> [Direction]: Every line from the line containing "What text is on this page?" through the final line of the data is to be printed exactly; no other line is to appear.

Dataset items:

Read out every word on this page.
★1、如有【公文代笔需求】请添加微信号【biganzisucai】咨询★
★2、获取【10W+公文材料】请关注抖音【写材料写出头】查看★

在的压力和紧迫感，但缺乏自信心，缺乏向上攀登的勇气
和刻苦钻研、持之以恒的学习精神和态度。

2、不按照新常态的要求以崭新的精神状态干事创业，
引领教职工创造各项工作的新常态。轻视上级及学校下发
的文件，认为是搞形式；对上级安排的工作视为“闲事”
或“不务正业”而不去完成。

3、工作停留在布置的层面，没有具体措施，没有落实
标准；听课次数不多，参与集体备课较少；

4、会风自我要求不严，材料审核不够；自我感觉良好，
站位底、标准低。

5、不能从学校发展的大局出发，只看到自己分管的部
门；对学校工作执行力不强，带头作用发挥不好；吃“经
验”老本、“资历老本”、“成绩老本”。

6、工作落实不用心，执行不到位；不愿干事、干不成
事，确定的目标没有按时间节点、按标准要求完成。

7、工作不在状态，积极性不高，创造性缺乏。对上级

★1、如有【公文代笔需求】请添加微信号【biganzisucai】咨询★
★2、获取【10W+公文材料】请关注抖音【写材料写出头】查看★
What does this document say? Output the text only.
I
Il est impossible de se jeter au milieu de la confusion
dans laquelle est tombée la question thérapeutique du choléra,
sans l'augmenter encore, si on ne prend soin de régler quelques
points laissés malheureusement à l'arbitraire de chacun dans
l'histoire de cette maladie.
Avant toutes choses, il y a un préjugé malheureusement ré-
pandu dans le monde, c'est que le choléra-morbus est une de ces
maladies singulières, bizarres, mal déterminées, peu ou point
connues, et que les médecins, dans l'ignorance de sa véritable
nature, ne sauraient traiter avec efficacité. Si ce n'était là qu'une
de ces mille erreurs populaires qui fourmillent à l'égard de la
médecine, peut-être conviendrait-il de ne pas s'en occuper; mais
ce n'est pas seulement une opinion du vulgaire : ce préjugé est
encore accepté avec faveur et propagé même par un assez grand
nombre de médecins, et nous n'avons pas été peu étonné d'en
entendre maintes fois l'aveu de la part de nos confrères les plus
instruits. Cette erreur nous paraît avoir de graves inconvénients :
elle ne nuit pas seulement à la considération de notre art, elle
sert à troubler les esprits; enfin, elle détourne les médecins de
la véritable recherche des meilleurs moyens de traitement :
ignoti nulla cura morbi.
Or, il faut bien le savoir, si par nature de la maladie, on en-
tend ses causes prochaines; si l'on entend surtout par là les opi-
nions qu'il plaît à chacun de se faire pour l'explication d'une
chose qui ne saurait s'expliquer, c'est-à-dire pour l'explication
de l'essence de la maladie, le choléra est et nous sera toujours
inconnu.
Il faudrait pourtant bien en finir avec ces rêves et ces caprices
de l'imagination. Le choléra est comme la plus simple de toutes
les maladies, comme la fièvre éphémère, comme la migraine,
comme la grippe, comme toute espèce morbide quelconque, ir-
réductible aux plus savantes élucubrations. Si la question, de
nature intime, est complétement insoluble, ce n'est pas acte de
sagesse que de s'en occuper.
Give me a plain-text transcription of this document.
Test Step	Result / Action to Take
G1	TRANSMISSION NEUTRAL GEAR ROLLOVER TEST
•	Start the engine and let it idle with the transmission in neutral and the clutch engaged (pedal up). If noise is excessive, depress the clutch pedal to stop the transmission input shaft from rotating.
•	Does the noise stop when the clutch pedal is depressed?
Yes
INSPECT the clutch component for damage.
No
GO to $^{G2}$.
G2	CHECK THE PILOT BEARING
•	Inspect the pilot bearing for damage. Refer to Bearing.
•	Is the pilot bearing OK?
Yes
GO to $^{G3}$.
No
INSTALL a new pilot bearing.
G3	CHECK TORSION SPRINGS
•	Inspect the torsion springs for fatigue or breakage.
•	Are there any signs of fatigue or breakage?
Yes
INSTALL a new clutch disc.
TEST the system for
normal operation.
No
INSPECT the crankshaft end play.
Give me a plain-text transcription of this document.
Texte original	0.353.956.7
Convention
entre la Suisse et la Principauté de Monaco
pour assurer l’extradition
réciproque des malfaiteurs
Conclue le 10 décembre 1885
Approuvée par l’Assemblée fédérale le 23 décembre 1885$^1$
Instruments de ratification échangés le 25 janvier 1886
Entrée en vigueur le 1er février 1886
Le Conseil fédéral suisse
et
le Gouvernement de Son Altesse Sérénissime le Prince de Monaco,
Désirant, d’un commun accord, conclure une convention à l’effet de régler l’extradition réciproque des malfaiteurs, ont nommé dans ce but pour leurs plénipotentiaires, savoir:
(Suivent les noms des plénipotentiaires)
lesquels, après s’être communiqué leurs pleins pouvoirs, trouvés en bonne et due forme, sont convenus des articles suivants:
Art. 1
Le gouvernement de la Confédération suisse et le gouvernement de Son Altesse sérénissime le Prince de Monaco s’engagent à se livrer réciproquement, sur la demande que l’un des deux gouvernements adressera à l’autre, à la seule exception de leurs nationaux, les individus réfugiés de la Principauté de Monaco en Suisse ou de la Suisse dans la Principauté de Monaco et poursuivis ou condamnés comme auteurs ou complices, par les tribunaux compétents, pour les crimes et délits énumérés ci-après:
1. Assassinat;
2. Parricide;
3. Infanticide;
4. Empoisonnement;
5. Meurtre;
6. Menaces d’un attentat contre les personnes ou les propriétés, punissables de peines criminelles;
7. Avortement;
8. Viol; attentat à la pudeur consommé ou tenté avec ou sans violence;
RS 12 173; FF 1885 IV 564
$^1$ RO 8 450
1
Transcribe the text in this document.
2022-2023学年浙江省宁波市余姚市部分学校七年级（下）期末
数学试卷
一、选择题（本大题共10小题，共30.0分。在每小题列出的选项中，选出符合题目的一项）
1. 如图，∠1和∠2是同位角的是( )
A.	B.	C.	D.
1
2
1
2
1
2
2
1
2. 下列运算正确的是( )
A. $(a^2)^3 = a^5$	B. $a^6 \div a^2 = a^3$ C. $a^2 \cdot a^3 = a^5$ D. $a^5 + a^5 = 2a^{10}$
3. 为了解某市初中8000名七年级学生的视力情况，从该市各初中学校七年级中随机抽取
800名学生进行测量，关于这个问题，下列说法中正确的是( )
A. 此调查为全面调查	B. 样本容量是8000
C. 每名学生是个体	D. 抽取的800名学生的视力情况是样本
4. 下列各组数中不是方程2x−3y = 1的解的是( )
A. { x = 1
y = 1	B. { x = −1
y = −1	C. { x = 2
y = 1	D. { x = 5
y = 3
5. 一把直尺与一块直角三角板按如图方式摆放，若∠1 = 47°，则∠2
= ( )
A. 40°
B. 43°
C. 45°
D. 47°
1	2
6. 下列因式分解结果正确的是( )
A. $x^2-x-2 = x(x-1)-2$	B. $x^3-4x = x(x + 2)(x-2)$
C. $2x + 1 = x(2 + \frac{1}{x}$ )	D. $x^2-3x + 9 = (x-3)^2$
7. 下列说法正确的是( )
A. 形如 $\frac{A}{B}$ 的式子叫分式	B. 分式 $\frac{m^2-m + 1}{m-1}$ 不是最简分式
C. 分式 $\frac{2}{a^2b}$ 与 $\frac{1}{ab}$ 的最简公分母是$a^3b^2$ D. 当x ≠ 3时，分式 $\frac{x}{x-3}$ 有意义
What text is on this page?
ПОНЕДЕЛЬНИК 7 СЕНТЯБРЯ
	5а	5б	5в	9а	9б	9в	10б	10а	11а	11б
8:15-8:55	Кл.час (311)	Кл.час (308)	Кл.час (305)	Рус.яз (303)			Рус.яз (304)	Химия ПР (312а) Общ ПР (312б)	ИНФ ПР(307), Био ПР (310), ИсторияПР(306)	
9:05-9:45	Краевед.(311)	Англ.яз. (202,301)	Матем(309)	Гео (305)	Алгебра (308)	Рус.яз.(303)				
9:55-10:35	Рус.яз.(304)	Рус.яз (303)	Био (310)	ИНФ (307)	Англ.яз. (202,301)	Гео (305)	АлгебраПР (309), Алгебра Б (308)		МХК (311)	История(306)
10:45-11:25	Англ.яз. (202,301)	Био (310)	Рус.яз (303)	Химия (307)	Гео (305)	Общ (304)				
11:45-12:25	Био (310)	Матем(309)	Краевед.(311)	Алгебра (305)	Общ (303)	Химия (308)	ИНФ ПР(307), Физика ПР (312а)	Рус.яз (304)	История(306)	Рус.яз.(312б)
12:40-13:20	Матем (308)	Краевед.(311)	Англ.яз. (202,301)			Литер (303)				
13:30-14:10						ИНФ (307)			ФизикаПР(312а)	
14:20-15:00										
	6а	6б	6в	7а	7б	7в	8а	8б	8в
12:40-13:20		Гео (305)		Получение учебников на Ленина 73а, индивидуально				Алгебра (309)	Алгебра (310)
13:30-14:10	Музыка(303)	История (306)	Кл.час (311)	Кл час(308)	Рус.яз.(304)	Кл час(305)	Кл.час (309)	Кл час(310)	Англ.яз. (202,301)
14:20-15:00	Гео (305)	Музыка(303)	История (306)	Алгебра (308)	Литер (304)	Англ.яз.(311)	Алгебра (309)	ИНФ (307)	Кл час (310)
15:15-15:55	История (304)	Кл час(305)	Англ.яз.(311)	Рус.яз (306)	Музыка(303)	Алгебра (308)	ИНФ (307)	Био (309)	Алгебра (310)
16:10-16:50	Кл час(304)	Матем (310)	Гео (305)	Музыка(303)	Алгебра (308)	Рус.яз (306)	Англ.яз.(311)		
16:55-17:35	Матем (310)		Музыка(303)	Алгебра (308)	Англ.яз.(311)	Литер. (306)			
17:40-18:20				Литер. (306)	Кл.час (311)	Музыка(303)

> [Full solution]:
What text is on this page?
ПОНЕДЕЛЬНИК 7 СЕНТЯБРЯ
	5а	5б	5в	9а	9б	9в	10б	10а	11а	11б
8:15-8:55	Кл.час (311)	Кл.час (308)	Кл.час (305)	Рус.яз (303)			Рус.яз (304)	Химия ПР (312а) Общ ПР (312б)	ИНФ ПР(307), Био ПР (310), ИсторияПР(306)	
9:05-9:45	Краевед.(311)	Англ.яз. (202,301)	Матем(309)	Гео (305)	Алгебра (308)	Рус.яз.(303)				
9:55-10:35	Рус.яз.(304)	Рус.яз (303)	Био (310)	ИНФ (307)	Англ.яз. (202,301)	Гео (305)	АлгебраПР (309), Алгебра Б (308)		МХК (311)	История(306)
10:45-11:25	Англ.яз. (202,301)	Био (310)	Рус.яз (303)	Химия (307)	Гео (305)	Общ (304)				
11:45-12:25	Био (310)	Матем(309)	Краевед.(311)	Алгебра (305)	Общ (303)	Химия (308)	ИНФ ПР(307), Физика ПР (312а)	Рус.яз (304)	История(306)	Рус.яз.(312б)
12:40-13:20	Матем (308)	Краевед.(311)	Англ.яз. (202,301)			Литер (303)				
13:30-14:10						ИНФ (307)			ФизикаПР(312а)	
14:20-15:00										
	6а	6б	6в	7а	7б	7в	8а	8б	8в
12:40-13:20		Гео (305)		Получение учебников на Ленина 73а, индивидуально				Алгебра (309)	Алгебра (310)
13:30-14:10	Музыка(303)	История (306)	Кл.час (311)	Кл час(308)	Рус.яз.(304)	Кл час(305)	Кл.час (309)	Кл час(310)	Англ.яз. (202,301)
14:20-15:00	Гео (305)	Музыка(303)	История (306)	Алгебра (308)	Литер (304)	Англ.яз.(311)	Алгебра (309)	ИНФ (307)	Кл час (310)
15:15-15:55	История (304)	Кл час(305)	Англ.яз.(311)	Рус.яз (306)	Музыка(303)	Алгебра (308)	ИНФ (307)	Био (309)	Алгебра (310)
16:10-16:50	Кл час(304)	Матем (310)	Гео (305)	Музыка(303)	Алгебра (308)	Рус.яз (306)	Англ.яз.(311)		
16:55-17:35	Матем (310)		Музыка(303)	Алгебра (308)	Англ.яз.(311)	Литер. (306)			
17:40-18:20				Литер. (306)	Кл.час (311)	Музыка(303)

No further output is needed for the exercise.